» **PROBLEM**: Search the records for "Recoilless" and copy each line that holds it.

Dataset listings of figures
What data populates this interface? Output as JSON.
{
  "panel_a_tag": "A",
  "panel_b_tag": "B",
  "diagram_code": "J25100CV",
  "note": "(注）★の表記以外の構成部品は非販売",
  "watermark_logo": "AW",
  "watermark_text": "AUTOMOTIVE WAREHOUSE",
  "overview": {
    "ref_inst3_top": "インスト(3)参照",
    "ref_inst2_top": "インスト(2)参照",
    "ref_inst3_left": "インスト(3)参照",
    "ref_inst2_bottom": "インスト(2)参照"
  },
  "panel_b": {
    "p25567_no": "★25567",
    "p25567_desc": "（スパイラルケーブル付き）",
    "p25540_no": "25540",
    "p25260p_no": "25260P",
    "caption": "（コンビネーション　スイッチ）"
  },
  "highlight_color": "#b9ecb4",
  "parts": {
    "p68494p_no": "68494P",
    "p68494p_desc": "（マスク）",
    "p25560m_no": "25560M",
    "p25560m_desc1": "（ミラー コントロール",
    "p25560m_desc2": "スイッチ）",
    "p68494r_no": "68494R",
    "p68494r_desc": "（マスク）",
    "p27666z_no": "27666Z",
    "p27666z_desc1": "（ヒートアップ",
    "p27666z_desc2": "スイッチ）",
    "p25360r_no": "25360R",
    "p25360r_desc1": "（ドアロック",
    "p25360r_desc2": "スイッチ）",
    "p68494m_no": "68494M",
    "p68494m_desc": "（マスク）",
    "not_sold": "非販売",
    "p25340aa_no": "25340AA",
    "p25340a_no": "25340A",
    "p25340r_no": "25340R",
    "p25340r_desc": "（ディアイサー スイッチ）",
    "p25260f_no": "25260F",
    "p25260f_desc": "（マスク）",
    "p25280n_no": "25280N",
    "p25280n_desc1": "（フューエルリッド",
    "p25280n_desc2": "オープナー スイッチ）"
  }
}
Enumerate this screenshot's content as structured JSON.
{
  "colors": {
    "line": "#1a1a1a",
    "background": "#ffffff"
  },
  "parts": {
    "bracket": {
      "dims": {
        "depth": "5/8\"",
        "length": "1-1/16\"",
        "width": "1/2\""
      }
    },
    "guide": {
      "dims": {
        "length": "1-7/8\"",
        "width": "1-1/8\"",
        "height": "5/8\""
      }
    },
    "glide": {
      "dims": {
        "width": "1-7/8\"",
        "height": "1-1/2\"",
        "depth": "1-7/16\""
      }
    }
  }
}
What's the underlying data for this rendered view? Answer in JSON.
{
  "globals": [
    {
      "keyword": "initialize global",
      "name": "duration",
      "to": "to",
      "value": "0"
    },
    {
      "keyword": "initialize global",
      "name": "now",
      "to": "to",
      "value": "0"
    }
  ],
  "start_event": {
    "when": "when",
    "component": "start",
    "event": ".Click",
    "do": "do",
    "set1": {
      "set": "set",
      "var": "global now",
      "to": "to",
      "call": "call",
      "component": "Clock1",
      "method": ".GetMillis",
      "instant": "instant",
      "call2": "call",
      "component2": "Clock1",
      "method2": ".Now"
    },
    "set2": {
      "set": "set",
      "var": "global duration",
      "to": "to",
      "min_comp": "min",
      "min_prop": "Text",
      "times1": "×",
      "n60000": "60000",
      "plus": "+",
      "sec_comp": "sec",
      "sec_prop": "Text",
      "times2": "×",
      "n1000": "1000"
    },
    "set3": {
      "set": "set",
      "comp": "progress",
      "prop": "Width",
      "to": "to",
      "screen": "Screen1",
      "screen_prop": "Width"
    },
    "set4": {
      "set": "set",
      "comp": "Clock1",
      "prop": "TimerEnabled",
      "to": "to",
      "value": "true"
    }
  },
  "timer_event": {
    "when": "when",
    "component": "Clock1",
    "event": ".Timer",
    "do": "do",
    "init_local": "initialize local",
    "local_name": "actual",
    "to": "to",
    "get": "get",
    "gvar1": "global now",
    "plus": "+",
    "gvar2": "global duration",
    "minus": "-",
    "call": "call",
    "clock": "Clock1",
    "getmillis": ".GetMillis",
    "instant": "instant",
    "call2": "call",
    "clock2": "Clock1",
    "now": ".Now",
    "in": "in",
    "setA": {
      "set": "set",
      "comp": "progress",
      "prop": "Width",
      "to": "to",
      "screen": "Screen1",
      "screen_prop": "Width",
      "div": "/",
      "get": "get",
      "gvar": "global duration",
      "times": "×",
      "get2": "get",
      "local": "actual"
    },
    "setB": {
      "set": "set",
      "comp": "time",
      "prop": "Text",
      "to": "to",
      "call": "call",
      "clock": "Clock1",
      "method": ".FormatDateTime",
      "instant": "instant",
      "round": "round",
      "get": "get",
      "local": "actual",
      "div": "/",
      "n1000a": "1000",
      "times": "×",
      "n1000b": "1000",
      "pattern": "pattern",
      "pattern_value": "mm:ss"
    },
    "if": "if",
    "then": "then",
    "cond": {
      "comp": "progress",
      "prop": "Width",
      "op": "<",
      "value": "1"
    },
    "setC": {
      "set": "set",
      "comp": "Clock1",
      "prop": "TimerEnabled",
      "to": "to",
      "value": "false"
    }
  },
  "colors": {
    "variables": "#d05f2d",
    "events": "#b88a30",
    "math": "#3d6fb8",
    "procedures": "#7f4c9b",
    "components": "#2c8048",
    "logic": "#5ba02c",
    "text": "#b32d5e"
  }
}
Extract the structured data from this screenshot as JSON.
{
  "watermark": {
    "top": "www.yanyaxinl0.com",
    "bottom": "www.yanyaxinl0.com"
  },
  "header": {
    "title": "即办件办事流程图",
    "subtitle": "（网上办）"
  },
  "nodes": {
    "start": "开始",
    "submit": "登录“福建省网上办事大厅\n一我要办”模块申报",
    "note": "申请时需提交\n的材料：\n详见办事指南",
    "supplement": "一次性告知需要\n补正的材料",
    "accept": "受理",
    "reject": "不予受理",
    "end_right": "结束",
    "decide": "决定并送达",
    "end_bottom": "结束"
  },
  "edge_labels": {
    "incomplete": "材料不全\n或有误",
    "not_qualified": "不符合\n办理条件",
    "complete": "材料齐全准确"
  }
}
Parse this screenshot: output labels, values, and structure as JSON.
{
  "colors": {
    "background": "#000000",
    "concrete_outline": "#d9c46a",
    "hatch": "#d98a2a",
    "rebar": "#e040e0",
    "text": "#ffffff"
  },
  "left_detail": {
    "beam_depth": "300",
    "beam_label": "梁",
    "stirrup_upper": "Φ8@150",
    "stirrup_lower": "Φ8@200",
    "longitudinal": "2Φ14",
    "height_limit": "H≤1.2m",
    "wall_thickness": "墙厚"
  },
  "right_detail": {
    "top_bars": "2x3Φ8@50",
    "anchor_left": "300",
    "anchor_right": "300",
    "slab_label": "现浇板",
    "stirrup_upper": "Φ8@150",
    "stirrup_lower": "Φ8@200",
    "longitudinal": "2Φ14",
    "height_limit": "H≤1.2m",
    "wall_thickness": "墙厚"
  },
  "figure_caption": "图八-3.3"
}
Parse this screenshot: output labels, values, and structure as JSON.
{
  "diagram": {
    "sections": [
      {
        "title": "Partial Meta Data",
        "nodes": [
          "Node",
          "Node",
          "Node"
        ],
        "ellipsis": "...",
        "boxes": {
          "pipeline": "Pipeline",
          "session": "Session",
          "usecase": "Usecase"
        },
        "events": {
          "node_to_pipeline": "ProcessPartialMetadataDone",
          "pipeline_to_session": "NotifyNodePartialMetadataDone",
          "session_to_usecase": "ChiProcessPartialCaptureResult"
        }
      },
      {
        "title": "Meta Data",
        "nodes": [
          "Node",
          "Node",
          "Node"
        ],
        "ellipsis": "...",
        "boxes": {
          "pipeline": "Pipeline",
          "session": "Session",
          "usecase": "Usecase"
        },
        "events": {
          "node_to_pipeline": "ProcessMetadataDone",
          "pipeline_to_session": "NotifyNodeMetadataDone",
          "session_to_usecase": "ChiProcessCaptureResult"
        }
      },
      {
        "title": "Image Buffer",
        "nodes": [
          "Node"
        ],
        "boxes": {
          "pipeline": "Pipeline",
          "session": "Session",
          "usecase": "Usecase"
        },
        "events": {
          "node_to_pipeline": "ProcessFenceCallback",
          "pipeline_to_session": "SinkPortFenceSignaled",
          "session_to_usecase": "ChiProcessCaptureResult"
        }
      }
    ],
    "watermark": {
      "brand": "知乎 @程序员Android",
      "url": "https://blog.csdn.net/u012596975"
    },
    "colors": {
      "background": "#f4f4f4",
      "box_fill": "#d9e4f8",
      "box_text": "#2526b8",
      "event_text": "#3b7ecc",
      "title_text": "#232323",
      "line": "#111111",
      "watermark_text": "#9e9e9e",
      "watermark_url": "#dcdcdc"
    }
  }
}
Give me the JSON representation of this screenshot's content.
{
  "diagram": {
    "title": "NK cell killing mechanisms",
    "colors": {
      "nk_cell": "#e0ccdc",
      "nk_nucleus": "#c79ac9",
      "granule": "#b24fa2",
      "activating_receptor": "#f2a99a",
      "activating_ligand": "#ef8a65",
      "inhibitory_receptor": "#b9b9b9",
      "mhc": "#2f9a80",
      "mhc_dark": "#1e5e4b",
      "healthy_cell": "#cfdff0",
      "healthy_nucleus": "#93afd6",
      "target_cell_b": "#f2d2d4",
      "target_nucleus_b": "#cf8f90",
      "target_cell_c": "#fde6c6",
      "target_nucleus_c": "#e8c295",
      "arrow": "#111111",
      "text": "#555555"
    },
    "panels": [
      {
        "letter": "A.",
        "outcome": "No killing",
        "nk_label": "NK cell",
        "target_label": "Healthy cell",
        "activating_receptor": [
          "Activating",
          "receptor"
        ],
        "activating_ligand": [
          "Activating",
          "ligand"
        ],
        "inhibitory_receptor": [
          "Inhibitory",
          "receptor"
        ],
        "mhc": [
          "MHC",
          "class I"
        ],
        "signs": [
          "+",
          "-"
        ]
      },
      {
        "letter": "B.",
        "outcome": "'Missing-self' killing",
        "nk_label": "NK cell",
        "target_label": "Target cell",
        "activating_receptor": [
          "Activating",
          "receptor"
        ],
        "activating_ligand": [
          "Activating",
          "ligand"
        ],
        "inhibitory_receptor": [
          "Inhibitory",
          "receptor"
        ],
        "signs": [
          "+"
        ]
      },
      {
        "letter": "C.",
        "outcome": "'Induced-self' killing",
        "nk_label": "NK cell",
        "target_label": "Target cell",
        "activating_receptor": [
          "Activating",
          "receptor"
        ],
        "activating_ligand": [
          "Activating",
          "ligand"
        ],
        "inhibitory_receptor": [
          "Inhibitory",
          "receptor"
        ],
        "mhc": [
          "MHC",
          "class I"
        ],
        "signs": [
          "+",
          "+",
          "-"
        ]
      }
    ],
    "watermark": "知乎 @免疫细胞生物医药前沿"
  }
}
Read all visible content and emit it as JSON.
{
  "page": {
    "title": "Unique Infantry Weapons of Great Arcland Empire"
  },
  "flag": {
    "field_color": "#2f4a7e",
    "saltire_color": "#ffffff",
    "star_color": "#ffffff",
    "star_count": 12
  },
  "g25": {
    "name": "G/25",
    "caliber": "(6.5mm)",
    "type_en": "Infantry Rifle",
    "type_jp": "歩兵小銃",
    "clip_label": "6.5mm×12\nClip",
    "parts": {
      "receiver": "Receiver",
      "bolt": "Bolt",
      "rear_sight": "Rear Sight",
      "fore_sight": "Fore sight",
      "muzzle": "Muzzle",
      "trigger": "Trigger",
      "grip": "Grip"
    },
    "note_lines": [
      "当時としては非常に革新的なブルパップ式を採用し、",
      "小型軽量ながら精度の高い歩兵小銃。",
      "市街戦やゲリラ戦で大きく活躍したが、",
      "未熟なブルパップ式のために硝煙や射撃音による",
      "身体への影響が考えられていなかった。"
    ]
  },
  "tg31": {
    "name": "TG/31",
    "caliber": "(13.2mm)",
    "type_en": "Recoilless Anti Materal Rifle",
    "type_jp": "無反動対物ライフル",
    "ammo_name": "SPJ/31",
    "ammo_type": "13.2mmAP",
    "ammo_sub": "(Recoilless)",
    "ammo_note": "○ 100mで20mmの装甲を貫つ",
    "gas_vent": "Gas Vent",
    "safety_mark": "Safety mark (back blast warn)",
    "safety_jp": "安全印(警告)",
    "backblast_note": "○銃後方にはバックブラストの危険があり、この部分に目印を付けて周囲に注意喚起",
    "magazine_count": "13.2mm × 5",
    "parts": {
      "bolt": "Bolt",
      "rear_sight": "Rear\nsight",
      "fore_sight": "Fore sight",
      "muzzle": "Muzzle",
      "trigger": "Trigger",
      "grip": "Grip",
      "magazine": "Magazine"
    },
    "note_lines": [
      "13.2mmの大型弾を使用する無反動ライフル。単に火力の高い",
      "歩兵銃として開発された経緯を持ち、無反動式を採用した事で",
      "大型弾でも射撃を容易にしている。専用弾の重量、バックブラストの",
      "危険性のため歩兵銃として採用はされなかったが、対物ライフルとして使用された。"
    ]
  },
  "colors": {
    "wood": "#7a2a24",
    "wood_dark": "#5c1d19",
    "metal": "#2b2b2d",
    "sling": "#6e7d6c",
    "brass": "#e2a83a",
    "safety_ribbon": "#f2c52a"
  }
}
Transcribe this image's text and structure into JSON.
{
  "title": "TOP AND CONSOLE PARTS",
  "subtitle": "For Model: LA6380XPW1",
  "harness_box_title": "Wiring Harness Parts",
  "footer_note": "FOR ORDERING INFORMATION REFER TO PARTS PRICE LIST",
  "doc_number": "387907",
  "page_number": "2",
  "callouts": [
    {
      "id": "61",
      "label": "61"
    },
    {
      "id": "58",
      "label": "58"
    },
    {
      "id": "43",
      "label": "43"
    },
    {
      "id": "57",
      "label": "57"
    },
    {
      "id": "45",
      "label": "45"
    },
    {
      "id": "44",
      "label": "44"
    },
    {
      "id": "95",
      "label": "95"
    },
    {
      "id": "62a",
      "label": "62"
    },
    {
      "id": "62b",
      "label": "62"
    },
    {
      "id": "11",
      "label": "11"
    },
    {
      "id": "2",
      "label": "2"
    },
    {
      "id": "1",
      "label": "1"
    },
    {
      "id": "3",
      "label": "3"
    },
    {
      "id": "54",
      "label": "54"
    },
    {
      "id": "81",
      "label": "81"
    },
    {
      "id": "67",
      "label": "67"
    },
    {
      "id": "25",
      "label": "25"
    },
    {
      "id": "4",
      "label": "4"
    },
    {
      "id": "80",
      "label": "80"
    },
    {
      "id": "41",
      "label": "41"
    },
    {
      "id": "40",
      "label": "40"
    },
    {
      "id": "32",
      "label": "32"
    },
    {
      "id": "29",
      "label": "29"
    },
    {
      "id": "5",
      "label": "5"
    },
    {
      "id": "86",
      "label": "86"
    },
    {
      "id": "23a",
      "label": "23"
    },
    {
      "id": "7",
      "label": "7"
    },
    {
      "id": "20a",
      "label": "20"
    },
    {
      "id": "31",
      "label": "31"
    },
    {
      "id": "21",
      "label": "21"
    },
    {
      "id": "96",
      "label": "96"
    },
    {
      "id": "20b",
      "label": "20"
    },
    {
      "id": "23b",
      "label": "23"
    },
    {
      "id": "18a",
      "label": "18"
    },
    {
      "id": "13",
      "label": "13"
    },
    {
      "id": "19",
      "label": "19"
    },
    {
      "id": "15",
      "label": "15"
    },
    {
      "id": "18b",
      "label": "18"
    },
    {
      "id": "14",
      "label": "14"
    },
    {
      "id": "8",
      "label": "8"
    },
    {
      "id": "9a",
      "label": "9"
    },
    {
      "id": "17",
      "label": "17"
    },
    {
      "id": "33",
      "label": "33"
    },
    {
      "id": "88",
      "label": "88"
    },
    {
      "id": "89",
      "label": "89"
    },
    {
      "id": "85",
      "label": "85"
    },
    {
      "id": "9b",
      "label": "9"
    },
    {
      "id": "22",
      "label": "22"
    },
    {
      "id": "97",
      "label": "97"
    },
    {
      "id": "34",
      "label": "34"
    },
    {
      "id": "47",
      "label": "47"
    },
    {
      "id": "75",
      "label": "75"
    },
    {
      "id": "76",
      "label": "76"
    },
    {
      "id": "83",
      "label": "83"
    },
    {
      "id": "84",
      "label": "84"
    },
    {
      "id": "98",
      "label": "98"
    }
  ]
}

» **EXPECTED ANSWER**:
    "type_en": "Recoilless Anti Materal Rifle",
    "ammo_sub": "(Recoilless)",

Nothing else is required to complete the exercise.